_Given instruction_: All lines holding the string "name" are to be shown.

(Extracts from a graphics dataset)
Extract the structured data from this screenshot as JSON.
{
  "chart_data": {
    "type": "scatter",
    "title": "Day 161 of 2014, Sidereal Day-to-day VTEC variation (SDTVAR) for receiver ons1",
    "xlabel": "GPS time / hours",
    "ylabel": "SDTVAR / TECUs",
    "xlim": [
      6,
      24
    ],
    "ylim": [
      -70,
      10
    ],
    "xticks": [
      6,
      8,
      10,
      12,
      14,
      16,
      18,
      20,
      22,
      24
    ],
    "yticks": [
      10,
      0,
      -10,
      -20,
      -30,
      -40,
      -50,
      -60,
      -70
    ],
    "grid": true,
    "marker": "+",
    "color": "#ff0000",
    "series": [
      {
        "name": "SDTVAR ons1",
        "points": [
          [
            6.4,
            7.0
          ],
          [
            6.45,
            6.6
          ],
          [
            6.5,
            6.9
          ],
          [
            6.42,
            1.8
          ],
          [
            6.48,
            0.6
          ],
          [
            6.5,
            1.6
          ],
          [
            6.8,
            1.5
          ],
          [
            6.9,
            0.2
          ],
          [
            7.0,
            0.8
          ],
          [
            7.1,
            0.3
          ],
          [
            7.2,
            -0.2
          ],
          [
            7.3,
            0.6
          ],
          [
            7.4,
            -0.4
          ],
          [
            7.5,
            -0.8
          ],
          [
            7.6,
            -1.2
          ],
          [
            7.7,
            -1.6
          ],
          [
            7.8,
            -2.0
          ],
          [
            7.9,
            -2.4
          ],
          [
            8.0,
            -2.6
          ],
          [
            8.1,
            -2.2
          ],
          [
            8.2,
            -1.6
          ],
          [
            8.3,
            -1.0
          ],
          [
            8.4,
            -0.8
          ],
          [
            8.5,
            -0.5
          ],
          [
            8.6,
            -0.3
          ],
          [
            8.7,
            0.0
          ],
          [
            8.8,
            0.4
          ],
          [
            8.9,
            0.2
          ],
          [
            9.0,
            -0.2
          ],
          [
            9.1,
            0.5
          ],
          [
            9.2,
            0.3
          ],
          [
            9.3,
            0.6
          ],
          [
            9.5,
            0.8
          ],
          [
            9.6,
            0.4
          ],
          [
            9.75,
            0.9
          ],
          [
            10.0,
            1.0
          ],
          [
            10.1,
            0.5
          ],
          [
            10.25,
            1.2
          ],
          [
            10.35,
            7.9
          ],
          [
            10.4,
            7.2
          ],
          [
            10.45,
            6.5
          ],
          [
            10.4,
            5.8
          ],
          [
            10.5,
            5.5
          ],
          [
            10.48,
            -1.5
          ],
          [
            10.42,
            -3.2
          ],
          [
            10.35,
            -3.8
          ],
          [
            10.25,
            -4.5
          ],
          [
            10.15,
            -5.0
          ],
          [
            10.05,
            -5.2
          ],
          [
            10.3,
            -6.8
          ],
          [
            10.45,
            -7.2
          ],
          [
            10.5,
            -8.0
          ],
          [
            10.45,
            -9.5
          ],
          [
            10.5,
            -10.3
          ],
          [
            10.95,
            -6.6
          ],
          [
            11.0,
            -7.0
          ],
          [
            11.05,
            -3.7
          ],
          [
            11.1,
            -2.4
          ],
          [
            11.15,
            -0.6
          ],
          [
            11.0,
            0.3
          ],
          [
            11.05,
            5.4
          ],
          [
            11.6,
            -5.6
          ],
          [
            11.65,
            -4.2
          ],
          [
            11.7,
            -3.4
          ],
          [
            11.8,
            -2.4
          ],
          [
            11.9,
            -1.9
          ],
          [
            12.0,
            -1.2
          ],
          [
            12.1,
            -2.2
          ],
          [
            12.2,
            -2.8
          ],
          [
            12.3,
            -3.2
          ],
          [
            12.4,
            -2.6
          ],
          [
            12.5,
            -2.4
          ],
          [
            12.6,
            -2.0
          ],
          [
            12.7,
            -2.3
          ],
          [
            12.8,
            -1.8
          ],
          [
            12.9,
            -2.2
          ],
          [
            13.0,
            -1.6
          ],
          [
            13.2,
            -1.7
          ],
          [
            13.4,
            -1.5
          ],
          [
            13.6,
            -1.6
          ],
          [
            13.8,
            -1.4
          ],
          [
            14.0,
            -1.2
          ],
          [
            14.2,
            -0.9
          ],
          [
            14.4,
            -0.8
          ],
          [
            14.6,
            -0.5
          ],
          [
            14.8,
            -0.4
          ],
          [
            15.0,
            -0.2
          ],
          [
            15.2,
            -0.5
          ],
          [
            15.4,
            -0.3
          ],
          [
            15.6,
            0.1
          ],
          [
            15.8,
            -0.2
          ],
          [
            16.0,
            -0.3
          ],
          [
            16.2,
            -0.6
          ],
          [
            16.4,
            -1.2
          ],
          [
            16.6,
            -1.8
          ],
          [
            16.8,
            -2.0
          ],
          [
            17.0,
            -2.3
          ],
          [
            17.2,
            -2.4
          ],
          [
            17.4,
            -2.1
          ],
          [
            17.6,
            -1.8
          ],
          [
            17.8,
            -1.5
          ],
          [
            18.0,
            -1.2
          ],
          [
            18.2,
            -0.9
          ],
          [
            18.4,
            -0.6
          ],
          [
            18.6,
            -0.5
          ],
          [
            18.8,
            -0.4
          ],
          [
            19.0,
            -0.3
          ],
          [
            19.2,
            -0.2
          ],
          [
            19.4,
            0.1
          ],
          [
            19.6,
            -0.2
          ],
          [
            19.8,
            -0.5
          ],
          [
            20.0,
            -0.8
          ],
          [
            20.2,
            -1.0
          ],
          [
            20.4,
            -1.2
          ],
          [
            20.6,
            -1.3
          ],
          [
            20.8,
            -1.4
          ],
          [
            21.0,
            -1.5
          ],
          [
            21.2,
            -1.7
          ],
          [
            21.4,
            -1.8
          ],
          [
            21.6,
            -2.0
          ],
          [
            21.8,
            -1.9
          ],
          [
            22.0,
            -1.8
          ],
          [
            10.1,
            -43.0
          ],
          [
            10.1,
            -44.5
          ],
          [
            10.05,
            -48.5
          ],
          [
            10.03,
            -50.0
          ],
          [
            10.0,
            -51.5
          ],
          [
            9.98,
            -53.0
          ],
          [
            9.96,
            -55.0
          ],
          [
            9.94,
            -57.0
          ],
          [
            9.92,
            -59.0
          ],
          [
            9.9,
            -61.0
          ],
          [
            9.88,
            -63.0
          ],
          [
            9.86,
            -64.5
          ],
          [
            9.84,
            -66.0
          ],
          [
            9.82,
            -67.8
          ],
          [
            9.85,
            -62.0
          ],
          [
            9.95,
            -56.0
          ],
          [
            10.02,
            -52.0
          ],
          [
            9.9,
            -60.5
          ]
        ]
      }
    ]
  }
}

* * *

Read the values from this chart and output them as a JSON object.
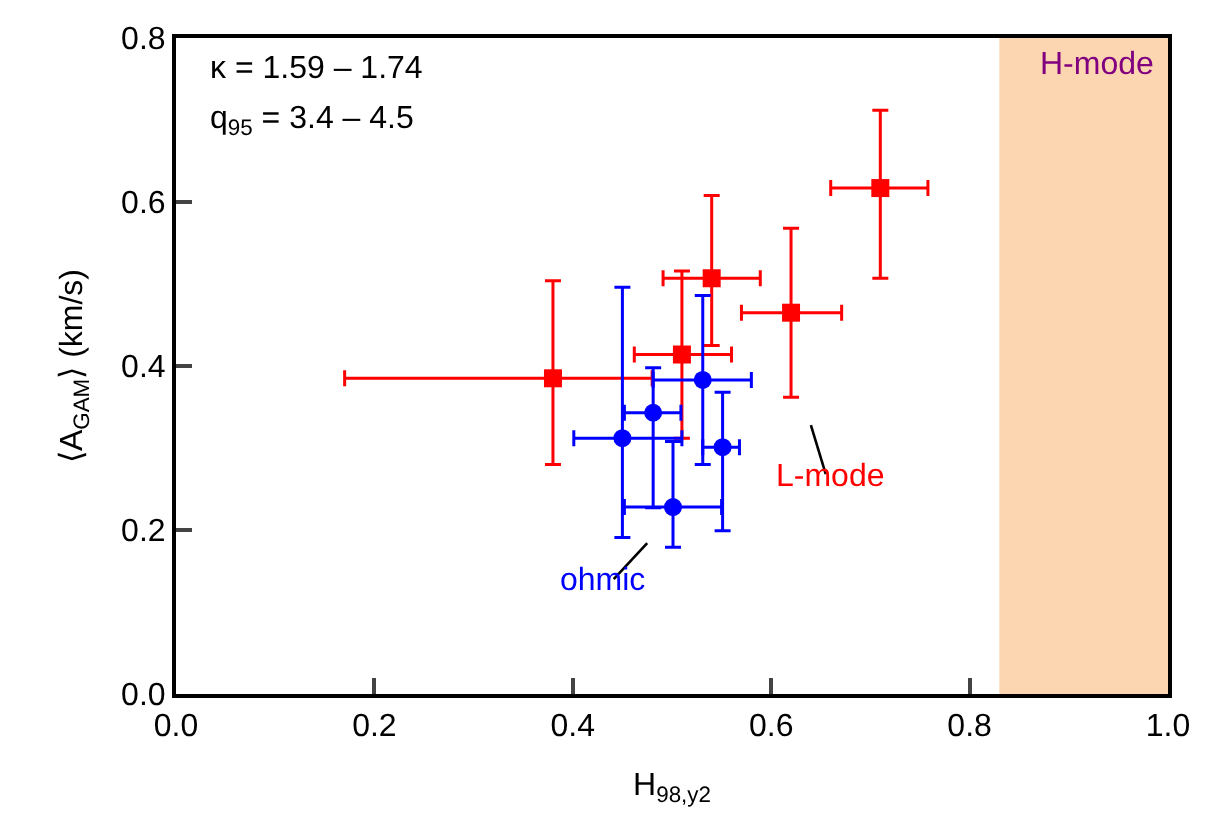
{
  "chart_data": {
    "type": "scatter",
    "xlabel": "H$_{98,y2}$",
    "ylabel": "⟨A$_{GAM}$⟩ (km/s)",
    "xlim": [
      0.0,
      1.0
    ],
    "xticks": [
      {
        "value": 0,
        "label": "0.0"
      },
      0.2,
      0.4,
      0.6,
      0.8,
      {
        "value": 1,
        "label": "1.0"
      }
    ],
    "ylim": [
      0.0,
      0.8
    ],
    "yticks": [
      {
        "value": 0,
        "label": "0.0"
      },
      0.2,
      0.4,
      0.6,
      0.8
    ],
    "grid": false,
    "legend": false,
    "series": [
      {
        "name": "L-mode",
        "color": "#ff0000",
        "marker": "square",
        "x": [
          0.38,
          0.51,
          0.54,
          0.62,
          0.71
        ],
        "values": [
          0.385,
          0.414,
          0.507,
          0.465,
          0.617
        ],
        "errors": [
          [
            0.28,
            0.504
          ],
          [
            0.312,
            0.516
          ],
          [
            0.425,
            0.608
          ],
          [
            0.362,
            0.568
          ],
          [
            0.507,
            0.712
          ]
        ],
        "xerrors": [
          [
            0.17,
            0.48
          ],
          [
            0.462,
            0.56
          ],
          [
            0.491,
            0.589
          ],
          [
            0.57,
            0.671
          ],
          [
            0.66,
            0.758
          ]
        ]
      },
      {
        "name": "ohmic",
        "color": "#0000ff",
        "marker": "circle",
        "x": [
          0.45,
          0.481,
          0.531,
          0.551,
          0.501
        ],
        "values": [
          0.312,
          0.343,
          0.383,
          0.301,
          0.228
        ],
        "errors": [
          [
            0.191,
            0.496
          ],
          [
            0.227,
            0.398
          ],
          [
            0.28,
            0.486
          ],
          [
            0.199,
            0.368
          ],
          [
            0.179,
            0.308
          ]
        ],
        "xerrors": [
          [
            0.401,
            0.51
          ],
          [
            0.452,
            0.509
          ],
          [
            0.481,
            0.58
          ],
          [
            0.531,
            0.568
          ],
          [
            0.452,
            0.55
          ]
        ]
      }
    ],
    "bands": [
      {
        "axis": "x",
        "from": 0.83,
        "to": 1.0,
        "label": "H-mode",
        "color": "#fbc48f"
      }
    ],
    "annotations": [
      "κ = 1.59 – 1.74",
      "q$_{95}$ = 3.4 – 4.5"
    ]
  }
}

* * *

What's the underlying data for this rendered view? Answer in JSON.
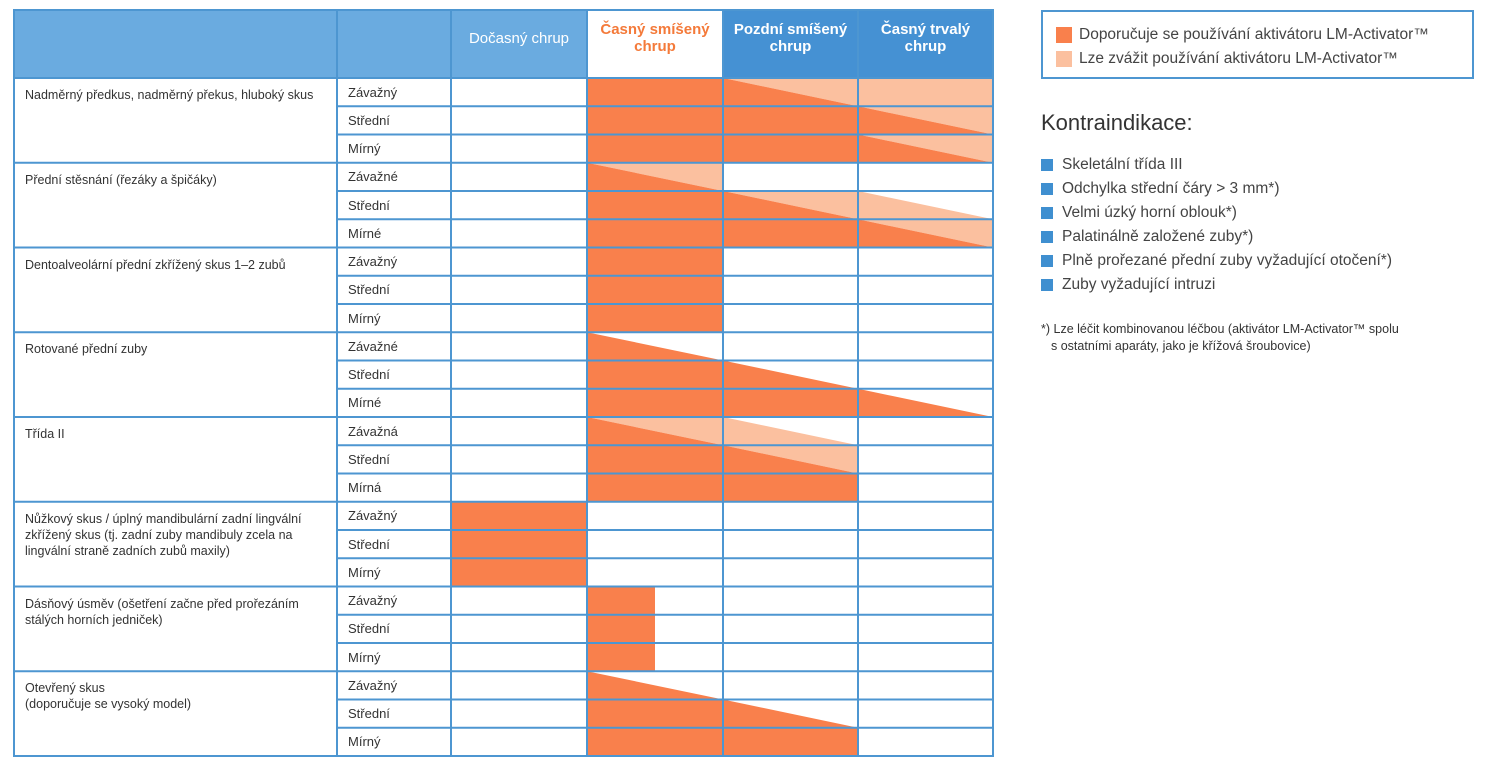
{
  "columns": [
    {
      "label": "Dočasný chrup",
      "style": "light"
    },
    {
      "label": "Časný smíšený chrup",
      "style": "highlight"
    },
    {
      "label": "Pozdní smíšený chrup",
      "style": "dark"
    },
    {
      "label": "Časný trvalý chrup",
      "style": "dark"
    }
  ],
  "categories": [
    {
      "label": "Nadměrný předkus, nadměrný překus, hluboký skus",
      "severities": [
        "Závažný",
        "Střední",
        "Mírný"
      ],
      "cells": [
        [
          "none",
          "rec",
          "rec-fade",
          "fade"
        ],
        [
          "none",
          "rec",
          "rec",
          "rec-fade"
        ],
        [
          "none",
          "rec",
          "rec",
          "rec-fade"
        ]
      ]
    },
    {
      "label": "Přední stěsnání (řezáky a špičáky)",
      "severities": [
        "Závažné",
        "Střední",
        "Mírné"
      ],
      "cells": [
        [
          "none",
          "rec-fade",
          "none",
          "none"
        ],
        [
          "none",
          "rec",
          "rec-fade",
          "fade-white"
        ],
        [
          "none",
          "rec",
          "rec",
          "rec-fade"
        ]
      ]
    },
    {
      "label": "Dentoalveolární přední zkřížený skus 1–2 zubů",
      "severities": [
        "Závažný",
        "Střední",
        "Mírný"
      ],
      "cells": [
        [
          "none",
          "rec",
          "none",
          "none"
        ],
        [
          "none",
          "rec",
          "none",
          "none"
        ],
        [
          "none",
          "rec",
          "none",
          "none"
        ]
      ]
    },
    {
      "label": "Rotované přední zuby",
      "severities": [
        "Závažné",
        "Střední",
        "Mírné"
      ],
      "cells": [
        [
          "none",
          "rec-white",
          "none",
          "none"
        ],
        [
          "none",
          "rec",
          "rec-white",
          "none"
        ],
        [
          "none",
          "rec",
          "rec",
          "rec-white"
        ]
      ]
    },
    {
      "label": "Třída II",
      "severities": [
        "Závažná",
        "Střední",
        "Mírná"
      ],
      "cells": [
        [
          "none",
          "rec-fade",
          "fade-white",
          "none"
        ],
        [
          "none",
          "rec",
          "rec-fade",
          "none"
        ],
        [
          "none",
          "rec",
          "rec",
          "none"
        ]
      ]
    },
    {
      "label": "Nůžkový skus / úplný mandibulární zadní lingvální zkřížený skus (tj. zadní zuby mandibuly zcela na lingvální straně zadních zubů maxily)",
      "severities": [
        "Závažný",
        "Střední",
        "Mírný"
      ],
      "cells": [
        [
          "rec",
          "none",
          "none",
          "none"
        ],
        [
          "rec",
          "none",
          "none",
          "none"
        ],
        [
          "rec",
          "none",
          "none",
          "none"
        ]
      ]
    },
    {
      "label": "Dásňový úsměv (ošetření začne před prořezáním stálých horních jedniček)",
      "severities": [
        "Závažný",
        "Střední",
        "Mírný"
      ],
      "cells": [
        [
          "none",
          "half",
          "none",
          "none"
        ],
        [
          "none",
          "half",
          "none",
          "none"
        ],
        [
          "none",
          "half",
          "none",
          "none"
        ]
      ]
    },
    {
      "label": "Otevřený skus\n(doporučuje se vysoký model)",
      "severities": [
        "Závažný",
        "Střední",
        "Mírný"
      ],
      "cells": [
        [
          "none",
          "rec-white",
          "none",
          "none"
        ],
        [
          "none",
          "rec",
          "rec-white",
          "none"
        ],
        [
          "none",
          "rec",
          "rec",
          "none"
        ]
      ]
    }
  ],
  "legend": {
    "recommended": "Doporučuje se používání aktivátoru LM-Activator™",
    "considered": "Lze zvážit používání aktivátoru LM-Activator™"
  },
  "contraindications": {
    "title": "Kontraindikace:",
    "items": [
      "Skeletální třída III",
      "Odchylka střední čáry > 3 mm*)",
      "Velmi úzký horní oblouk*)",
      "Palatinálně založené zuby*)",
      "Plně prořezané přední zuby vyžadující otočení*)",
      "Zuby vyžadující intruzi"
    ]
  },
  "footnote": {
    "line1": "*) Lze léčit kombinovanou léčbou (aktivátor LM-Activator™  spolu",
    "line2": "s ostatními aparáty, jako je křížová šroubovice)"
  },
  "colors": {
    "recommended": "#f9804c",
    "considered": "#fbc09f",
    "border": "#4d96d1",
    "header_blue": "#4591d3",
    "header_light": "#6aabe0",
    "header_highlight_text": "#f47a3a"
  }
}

_Expected answer_:
        "name": "SDTVAR ons1",
        "name": "L-mode",
        "name": "ohmic",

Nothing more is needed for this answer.